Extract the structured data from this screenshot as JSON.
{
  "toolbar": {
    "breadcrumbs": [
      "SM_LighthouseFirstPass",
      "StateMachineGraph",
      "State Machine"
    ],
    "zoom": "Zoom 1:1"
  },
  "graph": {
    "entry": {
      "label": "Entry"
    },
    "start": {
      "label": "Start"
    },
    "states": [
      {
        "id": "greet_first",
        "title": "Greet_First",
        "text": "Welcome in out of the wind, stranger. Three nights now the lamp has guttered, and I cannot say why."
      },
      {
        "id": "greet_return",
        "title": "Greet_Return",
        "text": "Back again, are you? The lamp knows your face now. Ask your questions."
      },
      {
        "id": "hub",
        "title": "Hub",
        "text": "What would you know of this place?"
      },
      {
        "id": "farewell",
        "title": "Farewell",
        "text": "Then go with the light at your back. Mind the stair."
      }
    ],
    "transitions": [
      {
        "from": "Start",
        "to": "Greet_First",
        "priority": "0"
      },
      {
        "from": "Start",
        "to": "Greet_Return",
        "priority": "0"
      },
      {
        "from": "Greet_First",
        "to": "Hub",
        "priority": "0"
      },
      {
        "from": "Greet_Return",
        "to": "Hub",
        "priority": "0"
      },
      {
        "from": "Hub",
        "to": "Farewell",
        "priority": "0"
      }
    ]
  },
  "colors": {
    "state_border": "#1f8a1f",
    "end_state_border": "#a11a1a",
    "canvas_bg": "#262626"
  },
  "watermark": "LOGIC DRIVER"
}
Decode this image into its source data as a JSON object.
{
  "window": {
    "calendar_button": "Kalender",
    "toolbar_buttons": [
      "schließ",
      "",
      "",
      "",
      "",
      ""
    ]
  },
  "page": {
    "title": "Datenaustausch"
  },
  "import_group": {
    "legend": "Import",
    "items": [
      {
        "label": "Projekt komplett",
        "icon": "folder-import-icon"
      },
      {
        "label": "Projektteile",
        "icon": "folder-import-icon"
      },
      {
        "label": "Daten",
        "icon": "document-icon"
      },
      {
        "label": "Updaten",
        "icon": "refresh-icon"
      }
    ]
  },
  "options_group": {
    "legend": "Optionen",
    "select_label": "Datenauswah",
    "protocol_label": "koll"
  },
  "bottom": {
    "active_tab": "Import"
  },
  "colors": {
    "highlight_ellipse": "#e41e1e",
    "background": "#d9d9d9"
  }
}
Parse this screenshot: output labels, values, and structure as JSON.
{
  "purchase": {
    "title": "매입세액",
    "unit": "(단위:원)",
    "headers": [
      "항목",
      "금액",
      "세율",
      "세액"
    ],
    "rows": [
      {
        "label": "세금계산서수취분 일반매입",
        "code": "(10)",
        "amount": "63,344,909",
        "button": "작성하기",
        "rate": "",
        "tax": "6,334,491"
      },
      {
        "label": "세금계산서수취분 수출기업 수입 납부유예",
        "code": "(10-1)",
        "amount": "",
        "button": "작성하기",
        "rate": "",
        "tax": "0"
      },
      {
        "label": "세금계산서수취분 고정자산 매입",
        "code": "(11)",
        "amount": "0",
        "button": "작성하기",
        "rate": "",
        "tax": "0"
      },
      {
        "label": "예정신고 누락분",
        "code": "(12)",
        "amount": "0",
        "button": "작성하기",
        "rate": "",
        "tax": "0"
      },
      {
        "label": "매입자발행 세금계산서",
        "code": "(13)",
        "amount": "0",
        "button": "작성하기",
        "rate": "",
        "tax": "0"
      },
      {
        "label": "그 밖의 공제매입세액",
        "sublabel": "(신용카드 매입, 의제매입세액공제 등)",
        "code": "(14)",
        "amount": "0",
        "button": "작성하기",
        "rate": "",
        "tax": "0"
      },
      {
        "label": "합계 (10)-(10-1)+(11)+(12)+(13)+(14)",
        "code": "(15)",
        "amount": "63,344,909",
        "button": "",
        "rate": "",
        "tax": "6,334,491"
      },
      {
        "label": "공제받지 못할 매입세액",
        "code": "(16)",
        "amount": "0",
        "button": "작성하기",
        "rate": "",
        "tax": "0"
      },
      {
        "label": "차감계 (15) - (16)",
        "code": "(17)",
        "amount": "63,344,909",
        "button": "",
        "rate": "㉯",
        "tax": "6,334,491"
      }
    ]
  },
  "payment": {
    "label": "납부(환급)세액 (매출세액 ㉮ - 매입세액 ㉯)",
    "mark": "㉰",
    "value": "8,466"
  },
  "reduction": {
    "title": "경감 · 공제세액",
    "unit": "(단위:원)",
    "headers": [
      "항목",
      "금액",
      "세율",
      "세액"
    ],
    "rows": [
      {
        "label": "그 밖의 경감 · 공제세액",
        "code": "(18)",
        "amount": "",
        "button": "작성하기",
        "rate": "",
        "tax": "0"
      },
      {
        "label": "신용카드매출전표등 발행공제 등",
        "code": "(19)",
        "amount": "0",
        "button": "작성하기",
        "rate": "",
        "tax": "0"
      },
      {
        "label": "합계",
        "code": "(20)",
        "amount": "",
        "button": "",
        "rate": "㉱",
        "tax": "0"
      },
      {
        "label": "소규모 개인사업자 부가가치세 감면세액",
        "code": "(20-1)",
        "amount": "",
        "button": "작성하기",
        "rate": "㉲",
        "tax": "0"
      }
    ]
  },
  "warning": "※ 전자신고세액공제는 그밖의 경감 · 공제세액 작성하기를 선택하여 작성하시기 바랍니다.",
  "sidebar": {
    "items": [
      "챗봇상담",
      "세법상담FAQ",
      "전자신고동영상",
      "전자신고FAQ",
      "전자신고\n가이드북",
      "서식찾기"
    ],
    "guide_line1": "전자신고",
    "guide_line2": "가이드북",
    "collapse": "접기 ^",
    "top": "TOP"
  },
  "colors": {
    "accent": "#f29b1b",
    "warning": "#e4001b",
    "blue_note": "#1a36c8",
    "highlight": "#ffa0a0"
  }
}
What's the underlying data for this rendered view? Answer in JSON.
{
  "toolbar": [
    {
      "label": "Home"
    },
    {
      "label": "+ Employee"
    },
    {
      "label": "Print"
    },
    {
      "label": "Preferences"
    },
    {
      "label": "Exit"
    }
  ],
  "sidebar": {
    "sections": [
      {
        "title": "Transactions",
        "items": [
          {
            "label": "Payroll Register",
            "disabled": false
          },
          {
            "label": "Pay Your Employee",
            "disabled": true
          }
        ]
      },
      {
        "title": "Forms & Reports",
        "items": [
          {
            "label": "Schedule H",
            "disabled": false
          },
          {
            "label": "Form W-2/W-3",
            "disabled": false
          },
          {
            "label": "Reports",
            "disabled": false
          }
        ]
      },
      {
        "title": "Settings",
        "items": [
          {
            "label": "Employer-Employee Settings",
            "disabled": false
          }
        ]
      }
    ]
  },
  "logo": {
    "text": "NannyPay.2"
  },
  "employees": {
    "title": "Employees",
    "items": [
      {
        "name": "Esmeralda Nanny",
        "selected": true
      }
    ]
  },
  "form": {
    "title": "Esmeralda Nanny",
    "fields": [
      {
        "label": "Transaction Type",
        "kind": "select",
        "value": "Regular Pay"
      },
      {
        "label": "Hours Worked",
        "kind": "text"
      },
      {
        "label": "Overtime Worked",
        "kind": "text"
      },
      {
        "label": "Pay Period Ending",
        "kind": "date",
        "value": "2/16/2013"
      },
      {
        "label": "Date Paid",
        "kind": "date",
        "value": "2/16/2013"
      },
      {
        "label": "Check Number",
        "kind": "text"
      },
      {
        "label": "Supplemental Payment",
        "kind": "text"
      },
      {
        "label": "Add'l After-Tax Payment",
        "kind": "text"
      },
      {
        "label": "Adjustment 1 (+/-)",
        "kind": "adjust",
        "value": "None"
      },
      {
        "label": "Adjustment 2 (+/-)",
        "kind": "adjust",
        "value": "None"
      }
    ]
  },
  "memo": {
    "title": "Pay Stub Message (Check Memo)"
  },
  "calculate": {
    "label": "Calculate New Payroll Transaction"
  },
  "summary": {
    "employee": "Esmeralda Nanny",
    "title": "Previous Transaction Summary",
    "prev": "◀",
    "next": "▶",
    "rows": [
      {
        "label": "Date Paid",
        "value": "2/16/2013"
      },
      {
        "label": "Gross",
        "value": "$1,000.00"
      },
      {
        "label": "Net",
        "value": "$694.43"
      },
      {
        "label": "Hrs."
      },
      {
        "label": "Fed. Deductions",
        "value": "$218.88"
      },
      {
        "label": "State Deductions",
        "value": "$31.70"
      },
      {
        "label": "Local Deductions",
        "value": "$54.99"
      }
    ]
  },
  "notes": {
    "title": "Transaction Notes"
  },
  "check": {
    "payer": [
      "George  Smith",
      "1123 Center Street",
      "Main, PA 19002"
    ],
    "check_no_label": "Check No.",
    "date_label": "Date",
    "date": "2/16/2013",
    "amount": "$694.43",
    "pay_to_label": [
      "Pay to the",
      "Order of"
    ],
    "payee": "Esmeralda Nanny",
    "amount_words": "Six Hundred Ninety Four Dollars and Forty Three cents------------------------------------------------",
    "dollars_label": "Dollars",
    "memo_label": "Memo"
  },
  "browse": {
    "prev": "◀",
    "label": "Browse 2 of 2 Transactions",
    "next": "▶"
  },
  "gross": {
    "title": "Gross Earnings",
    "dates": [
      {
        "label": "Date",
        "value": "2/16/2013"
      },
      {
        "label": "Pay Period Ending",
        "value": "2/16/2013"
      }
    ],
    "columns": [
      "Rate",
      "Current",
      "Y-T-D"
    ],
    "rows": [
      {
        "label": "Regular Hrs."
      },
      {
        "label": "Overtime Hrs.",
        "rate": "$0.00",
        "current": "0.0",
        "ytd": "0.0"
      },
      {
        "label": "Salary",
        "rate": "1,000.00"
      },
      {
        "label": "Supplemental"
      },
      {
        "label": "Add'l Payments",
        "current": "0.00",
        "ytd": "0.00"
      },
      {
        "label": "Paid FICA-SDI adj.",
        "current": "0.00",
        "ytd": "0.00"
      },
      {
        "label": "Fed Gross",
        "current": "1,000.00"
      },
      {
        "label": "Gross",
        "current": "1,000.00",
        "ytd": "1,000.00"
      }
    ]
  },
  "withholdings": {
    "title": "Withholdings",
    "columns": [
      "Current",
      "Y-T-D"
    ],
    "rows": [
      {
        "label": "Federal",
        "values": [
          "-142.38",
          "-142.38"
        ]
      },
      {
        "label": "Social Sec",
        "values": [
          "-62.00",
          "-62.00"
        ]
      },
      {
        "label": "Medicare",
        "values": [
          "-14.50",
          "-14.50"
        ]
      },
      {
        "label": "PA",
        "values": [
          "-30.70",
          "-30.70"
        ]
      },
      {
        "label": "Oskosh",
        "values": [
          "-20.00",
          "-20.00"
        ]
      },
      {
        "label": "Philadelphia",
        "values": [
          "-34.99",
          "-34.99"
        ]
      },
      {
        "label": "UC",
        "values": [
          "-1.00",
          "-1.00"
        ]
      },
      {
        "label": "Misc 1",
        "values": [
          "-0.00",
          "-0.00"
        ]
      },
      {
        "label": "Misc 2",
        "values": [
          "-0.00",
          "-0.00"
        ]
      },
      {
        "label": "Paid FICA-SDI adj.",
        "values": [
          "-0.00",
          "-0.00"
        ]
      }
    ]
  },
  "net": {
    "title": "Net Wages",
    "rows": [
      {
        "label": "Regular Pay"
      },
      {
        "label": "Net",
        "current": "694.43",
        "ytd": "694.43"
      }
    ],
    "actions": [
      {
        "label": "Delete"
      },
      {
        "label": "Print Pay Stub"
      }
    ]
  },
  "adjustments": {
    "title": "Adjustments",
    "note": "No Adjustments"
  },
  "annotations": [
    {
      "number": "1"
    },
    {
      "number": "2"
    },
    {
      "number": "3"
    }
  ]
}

- - - - - - -

Required work »
From the listing, copy each line containing the word "icon".

Written reply »
        "icon": "folder-import-icon"
        "icon": "folder-import-icon"
        "icon": "document-icon"
        "icon": "refresh-icon"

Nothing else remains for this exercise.